# [Work to complete]
Gather all lines containing the string "phenyl" and copy them out.

# [Entries provided]
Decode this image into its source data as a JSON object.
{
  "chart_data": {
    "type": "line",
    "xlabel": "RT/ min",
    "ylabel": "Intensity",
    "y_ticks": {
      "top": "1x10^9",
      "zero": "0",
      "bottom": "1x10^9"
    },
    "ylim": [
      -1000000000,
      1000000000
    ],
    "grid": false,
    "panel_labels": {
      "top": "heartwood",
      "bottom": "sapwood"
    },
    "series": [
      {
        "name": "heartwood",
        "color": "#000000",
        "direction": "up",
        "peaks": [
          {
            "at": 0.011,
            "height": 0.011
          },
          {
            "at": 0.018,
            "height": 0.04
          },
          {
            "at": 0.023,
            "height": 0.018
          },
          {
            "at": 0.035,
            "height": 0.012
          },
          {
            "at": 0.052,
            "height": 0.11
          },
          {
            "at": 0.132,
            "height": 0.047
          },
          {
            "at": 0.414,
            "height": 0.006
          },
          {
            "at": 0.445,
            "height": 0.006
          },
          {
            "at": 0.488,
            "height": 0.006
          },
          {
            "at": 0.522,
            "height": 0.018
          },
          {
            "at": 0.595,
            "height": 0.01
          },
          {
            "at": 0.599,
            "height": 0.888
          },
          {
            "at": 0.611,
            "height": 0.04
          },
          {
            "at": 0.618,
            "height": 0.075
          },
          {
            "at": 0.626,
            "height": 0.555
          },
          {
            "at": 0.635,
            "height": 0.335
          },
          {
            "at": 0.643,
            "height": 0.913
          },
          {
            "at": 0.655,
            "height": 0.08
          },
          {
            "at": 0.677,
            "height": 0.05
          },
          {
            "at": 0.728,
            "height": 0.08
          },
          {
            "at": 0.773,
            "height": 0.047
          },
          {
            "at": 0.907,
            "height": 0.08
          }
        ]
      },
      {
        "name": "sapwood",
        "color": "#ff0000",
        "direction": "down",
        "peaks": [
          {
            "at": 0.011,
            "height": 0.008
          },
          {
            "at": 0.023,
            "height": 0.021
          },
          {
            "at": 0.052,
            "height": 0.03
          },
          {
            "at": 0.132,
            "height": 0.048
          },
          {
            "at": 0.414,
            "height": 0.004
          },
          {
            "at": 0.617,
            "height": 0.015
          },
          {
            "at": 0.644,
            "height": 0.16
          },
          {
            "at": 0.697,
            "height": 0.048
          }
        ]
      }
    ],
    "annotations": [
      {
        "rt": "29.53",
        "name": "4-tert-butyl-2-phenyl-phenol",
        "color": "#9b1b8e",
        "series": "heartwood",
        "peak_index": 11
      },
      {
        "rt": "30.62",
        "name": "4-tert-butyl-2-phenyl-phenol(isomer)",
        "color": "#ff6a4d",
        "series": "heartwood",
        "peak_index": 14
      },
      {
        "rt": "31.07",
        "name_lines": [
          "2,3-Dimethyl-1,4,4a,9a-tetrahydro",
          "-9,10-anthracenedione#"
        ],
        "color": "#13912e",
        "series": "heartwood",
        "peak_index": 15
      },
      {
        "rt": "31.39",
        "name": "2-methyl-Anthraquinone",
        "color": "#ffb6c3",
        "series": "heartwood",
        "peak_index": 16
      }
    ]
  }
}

* * *

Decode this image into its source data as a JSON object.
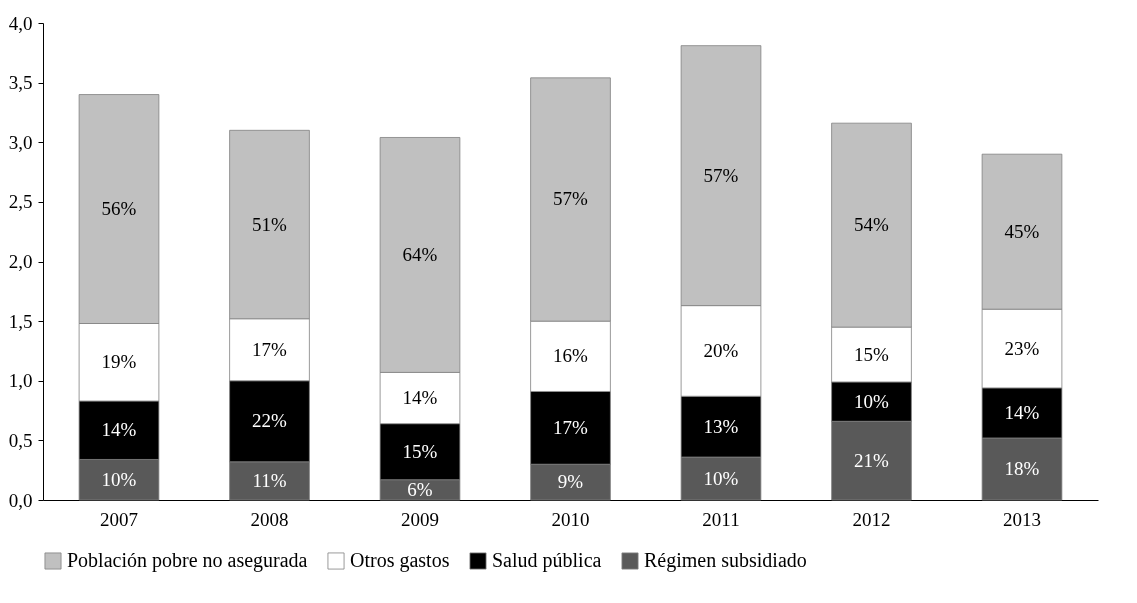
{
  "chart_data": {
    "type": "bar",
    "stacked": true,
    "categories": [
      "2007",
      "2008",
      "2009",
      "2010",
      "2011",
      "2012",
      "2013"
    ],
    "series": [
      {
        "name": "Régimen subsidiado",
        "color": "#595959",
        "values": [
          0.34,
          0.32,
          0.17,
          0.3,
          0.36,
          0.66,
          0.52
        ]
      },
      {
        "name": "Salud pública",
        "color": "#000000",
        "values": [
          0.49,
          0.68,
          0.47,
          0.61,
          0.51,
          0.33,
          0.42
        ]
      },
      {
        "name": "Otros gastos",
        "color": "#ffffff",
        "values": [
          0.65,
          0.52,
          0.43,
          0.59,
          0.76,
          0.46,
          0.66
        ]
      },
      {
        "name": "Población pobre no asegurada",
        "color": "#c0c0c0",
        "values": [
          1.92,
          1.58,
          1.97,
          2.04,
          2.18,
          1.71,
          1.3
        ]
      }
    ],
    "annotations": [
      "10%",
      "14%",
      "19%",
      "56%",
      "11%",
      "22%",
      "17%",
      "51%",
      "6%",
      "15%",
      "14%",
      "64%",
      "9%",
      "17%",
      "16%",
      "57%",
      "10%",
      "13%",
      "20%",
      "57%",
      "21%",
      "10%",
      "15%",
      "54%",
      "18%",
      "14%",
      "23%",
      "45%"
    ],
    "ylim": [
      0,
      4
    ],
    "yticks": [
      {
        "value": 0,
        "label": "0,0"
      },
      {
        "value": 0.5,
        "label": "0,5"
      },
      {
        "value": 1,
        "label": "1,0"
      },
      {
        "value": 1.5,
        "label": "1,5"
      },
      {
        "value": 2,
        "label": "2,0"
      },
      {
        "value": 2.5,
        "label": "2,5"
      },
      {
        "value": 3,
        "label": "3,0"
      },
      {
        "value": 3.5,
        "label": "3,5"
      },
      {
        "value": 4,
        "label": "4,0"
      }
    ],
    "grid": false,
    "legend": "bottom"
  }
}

# [Response below]
        "name": "4-tert-butyl-2-phenyl-phenol",
        "name": "4-tert-butyl-2-phenyl-phenol(isomer)",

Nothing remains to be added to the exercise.